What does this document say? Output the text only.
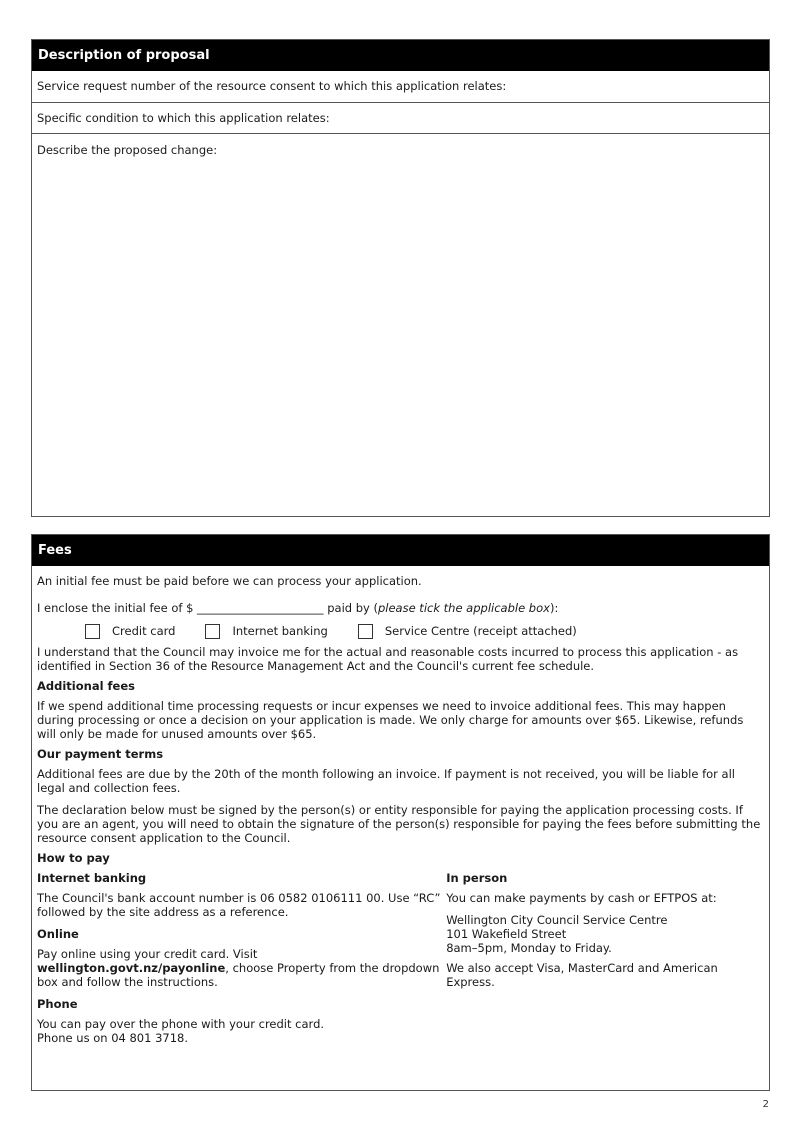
Description of proposal
Service request number of the resource consent to which this application relates:
Specific condition to which this application relates:
Describe the proposed change:
Fees

An initial fee must be paid before we can process your application.

I enclose the initial fee of $ ______________________ paid by (please tick the applicable box):

Credit card	Internet banking	Service Centre (receipt attached)

I understand that the Council may invoice me for the actual and reasonable costs incurred to process this application - as identified in Section 36 of the Resource Management Act and the Council's current fee schedule.

Additional fees

If we spend additional time processing requests or incur expenses we need to invoice additional fees. This may happen during processing or once a decision on your application is made. We only charge for amounts over $65. Likewise, refunds will only be made for unused amounts over $65.

Our payment terms

Additional fees are due by the 20th of the month following an invoice. If payment is not received, you will be liable for all legal and collection fees.

The declaration below must be signed by the person(s) or entity responsible for paying the application processing costs. If you are an agent, you will need to obtain the signature of the person(s) responsible for paying the fees before submitting the resource consent application to the Council.

How to pay

Internet banking

The Council's bank account number is 06 0582 0106111 00. Use “RC” followed by the site address as a reference.

Online

Pay online using your credit card. Visit wellington.govt.nz/payonline, choose Property from the dropdown box and follow the instructions.

Phone

You can pay over the phone with your credit card.
Phone us on 04 801 3718.

In person

You can make payments by cash or EFTPOS at:

Wellington City Council Service Centre
101 Wakefield Street
8am–5pm, Monday to Friday.

We also accept Visa, MasterCard and American Express.

2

====

Extract every line of the data exactly; pictures stay out.

What does this document say? Output the text only.
Description of proposal
Service request number of the resource consent to which this application relates:
Specific condition to which this application relates:
Describe the proposed change:
Fees

An initial fee must be paid before we can process your application.

I enclose the initial fee of $ ______________________ paid by (please tick the applicable box):

Credit card	Internet banking	Service Centre (receipt attached)

I understand that the Council may invoice me for the actual and reasonable costs incurred to process this application - as identified in Section 36 of the Resource Management Act and the Council's current fee schedule.

Additional fees

If we spend additional time processing requests or incur expenses we need to invoice additional fees. This may happen during processing or once a decision on your application is made. We only charge for amounts over $65. Likewise, refunds will only be made for unused amounts over $65.

Our payment terms

Additional fees are due by the 20th of the month following an invoice. If payment is not received, you will be liable for all legal and collection fees.

The declaration below must be signed by the person(s) or entity responsible for paying the application processing costs. If you are an agent, you will need to obtain the signature of the person(s) responsible for paying the fees before submitting the resource consent application to the Council.

How to pay

Internet banking

The Council's bank account number is 06 0582 0106111 00. Use “RC” followed by the site address as a reference.

Online

Pay online using your credit card. Visit wellington.govt.nz/payonline, choose Property from the dropdown box and follow the instructions.

Phone

You can pay over the phone with your credit card.
Phone us on 04 801 3718.

In person

You can make payments by cash or EFTPOS at:

Wellington City Council Service Centre
101 Wakefield Street
8am–5pm, Monday to Friday.

We also accept Visa, MasterCard and American Express.

2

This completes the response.